Data entries:
=-=-=-=-=

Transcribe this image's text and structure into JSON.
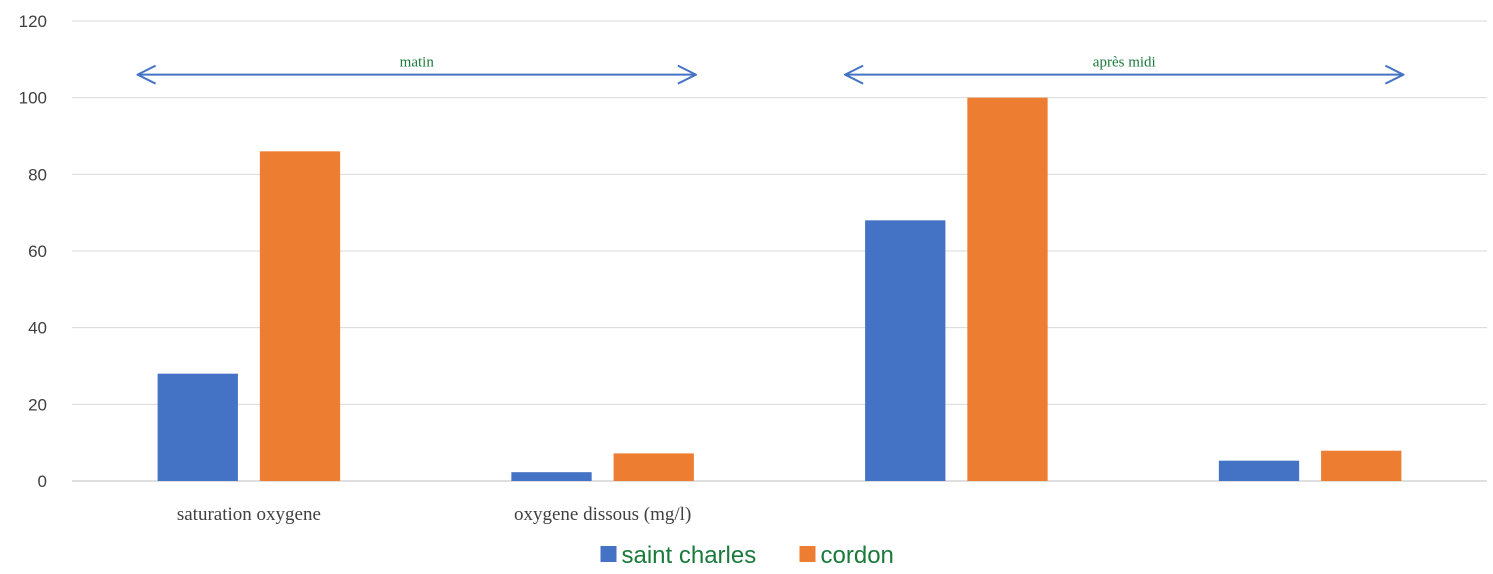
{
  "chart_data": {
    "type": "bar",
    "categories": [
      "saturation oxygene",
      "oxygene dissous (mg/l)",
      "",
      ""
    ],
    "series": [
      {
        "name": "saint charles",
        "color": "#4472C4",
        "values": [
          28,
          2.3,
          68,
          5.3
        ]
      },
      {
        "name": "cordon",
        "color": "#ED7D31",
        "values": [
          86,
          7.2,
          100,
          7.9
        ]
      }
    ],
    "ylim": [
      0,
      120
    ],
    "yticks": [
      0,
      20,
      40,
      60,
      80,
      100,
      120
    ],
    "grid": true,
    "legend_position": "bottom-center",
    "annotations": [
      {
        "label": "matin",
        "from_category": 0,
        "to_category": 1,
        "y": 106,
        "color": "#4472C4"
      },
      {
        "label": "après midi",
        "from_category": 2,
        "to_category": 3,
        "y": 106,
        "color": "#4472C4"
      }
    ]
  }
}
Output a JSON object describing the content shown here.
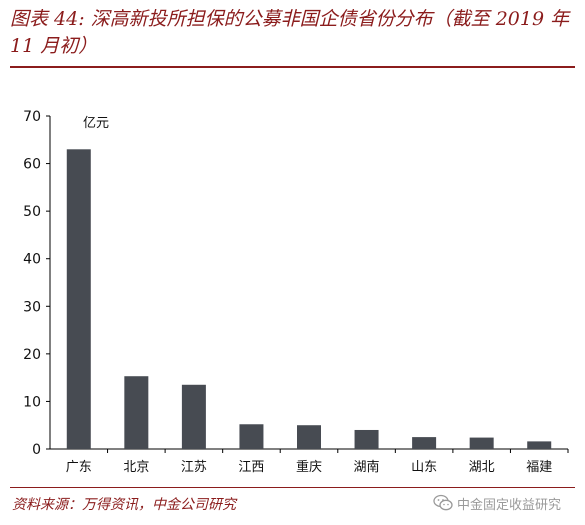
{
  "title": "图表 44: 深高新投所担保的公募非国企债省份分布（截至 2019 年 11 月初）",
  "source": "资料来源：万得资讯，中金公司研究",
  "watermark": "中金固定收益研究",
  "colors": {
    "bar": "#474b52",
    "accent": "#8b1c1c",
    "axis": "#000000"
  },
  "chart_data": {
    "type": "bar",
    "title": "",
    "unit_label": "亿元",
    "categories": [
      "广东",
      "北京",
      "江苏",
      "江西",
      "重庆",
      "湖南",
      "山东",
      "湖北",
      "福建"
    ],
    "values": [
      63,
      15.3,
      13.5,
      5.2,
      5.0,
      4.0,
      2.5,
      2.4,
      1.6
    ],
    "ylim": [
      0,
      70
    ],
    "yticks": [
      0,
      10,
      20,
      30,
      40,
      50,
      60,
      70
    ],
    "grid": false,
    "legend": "none"
  }
}
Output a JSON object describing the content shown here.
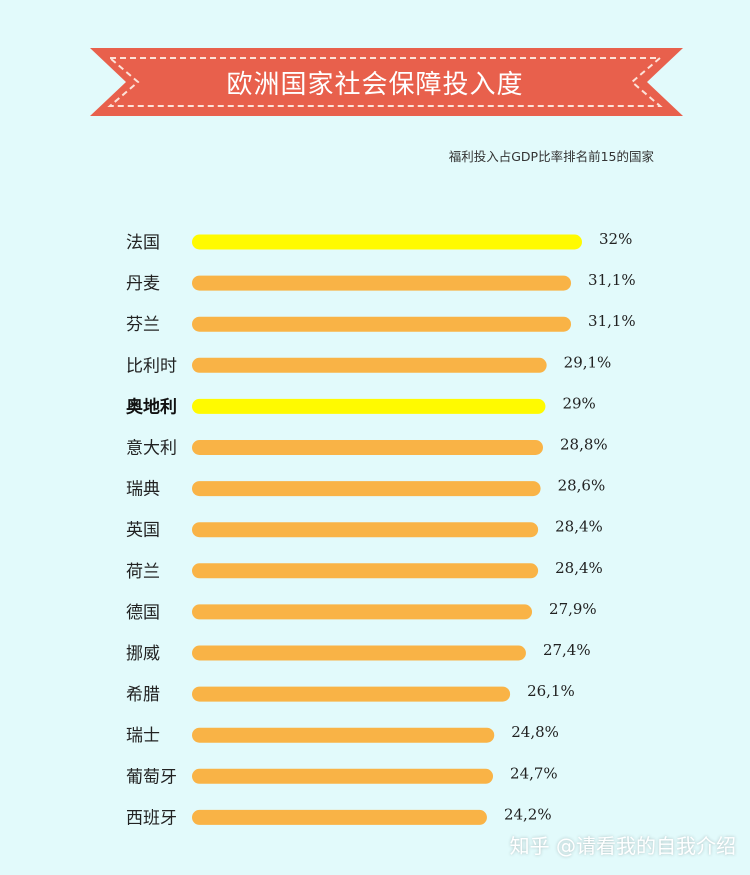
{
  "banner": {
    "title": "欧洲国家社会保障投入度"
  },
  "subtitle": "福利投入占GDP比率排名前15的国家",
  "watermark": "知乎 @请看我的自我介绍",
  "colors": {
    "background": "#e2fafb",
    "banner": "#e8604c",
    "banner_dash": "#fde2d8",
    "bar_default": "#f9b346",
    "bar_highlight": "#fffa00"
  },
  "chart_data": {
    "type": "bar",
    "orientation": "horizontal",
    "title": "欧洲国家社会保障投入度",
    "subtitle": "福利投入占GDP比率排名前15的国家",
    "xlim": [
      0,
      32
    ],
    "categories": [
      "法国",
      "丹麦",
      "芬兰",
      "比利时",
      "奥地利",
      "意大利",
      "瑞典",
      "英国",
      "荷兰",
      "德国",
      "挪威",
      "希腊",
      "瑞士",
      "葡萄牙",
      "西班牙"
    ],
    "values": [
      32,
      31.1,
      31.1,
      29.1,
      29,
      28.8,
      28.6,
      28.4,
      28.4,
      27.9,
      27.4,
      26.1,
      24.8,
      24.7,
      24.2
    ],
    "labels": [
      "32%",
      "31,1%",
      "31,1%",
      "29,1%",
      "29%",
      "28,8%",
      "28,6%",
      "28,4%",
      "28,4%",
      "27,9%",
      "27,4%",
      "26,1%",
      "24,8%",
      "24,7%",
      "24,2%"
    ],
    "highlighted": [
      "法国",
      "奥地利"
    ],
    "bold": [
      "奥地利"
    ]
  }
}
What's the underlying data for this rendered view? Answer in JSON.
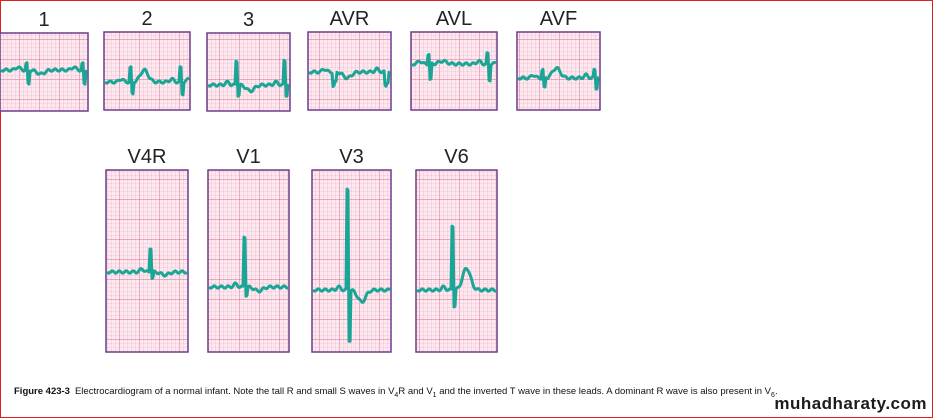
{
  "top_row": [
    "1",
    "2",
    "3",
    "AVR",
    "AVL",
    "AVF"
  ],
  "bottom_row": [
    "V4R",
    "V1",
    "V3",
    "V6"
  ],
  "caption": {
    "label": "Figure 423-3",
    "segments": [
      "Electrocardiogram of a normal infant. Note the tall R and small S waves in V",
      "4",
      "R and V",
      "1",
      " and the inverted T wave in these leads. A dominant R wave is also present in V",
      "6",
      "."
    ]
  },
  "watermark": "muhadharaty.com"
}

=-=-=-=-=

Set exercise: Read the lines above. Gather those in which the string "this" is found.

Response to the exercise:
Transcribe this image's text and structure into JSON.
What's the underlying data for this rendered view? Answer in JSON.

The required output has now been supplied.